— Actividades —
A - Transcribe del texto sobre la violencia y el diálogo todo lo que va desde «Fin de la amnistía» hasta «y el atacado.».
B - Responde a estas preguntas sobre el texto acerca de la violencia y el diálogo:
(i) ¿Por qué opta quien narra en lugar de la violencia?
(ii) ¿En qué dos casos resulta muy difícil llegar a un punto intermedio?
(iii) ¿Cuáles son las dos figuras fundamentales de cualquier lucha?
C - Prolonga el texto sobre la violencia y el diálogo a partir de su última oración.

Fin de la amnistía
Yo soy un niño pacífico. Entiendo que la violencia no es el mejor camino para solucionar los conflictos, independientemente de si son a pequeña escala o más a lo grande, en plan internacional. Opto más por el diálogo, por el acercamiento de posturas por muy enfrentadas que sean. Porque ya se sabe, hablando se entiende la gente.
El problema es cuando no te dejan explicarte, o cuando se hablan dos idiomas distintos. Entonces resulta muy difícil llegar a un punto intermedio y el camino más fácil para afrontar los diferentes criterios es usar la violencia para imponer la opinión de cada cuál. Y aquí es cuando surgen las dos figuras fundamentales de cualquier lucha: el atacante y el atacado.

— Datos proporcionados —
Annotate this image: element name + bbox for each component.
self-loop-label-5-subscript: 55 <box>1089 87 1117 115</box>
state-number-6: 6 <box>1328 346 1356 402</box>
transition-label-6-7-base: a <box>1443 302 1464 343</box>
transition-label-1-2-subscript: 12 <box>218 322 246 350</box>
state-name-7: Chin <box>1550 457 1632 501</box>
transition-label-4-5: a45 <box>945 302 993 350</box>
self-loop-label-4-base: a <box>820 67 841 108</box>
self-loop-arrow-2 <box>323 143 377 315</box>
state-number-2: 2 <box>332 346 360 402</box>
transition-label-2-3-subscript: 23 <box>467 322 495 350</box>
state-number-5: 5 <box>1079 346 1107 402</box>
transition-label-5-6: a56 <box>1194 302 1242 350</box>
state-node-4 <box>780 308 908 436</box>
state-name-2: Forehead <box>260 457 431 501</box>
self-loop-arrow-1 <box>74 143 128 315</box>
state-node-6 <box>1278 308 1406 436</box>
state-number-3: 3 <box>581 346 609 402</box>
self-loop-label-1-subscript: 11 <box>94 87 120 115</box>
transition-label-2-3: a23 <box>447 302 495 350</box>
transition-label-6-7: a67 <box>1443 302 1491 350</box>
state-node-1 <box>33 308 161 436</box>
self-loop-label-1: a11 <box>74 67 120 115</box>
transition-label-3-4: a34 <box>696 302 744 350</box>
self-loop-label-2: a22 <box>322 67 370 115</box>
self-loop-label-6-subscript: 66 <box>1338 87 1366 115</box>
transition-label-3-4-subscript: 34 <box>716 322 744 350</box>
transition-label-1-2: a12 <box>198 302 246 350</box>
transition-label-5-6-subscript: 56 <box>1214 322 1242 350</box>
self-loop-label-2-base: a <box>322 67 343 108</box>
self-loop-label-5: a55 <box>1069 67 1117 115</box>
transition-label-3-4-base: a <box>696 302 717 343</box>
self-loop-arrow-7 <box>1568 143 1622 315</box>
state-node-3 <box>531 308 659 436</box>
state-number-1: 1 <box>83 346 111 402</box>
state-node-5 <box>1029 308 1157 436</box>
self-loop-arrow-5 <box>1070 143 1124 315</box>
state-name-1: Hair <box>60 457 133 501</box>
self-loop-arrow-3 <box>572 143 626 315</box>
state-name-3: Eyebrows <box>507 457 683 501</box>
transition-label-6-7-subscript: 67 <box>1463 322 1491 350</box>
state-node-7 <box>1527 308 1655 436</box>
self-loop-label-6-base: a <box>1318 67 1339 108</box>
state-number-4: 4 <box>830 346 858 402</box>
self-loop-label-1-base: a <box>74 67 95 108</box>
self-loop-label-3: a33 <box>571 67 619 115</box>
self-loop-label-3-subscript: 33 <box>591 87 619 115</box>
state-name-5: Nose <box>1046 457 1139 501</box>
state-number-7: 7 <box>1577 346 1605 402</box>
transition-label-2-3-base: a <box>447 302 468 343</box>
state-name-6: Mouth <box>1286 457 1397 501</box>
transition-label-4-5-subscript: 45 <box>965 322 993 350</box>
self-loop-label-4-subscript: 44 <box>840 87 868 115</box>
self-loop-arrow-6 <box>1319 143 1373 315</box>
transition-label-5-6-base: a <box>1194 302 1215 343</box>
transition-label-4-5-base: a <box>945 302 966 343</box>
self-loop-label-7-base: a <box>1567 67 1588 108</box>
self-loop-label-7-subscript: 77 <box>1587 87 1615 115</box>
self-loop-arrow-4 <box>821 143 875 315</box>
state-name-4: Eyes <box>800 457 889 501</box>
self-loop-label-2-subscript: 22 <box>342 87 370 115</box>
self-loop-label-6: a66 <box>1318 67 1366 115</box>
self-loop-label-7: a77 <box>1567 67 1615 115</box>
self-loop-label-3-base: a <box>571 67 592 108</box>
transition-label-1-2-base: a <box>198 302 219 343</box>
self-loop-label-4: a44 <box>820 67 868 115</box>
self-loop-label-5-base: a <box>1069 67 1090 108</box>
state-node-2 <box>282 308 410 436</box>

— Tus respuestas —
A -
Fin de la amnistía
Yo soy un niño pacífico. Entiendo que la violencia no es el mejor camino para solucionar los conflictos, independientemente de si son a pequeña escala o más a lo grande, en plan internacional. Opto más por el diálogo, por el acercamiento de posturas por muy enfrentadas que sean. Porque ya se sabe, hablando se entiende la gente.
El problema es cuando no te dejan explicarte, o cuando se hablan dos idiomas distintos. Entonces resulta muy difícil llegar a un punto intermedio y el camino más fácil para afrontar los diferentes criterios es usar la violencia para imponer la opinión de cada cuál. Y aquí es cuando surgen las dos figuras fundamentales de cualquier lucha: el atacante y el atacado.

B -
(i) Por el diálogo, por el acercamiento de posturas por muy enfrentadas que sean.
(ii) Cuando no te dejan explicarte o cuando se hablan dos idiomas distintos.
(iii) El atacante y el atacado.

C -
Yo, el pequeño Leo, he sido atacado. Vil y cruelmente, y además de la forma más cobarde posible, por la espalda. Ocurrió el pasado jueves en mi guarde. La mayoría de los niños se habían ido ya. Sólo quedábamos unos cuantos, los que salimos más tarde. Yo estaba esperando a mi abuelo, que cada día viene a recogerme. La verdad es que no recuerdo muy bien por qué sucedió o qué incitó a aquel niño a atacarme, pero el caso es que sin que nadie pudiera evitarlo, ese individuo me propinó un empujón por la espalda y yo fui a dar con mi linda frente en una silla. Resultado, un chichón y una pequeña herida que sangró lo suyo (en la foto, que es de hoy, ya no se aprecia tanto). Y yo me pregunto, ¿no hubiera sido más fácil pedirme lo que quería o informarme de lo que le estaba molestando? ¿Qué necesidad tenía de recurrir a la violencia? Yo creo que ninguna, pero con seguridad él opinaba lo contrario.
Voy a intentar que esto no me afecte demasiado y pueda mantener mi filosofía de no violencia. Pero lo advierto, si alguien más se mete conmigo que se prepare porque el hecho de que no me guste usar la fuerza no significa que no sepa hacerlo, así que… ¡me defenderé!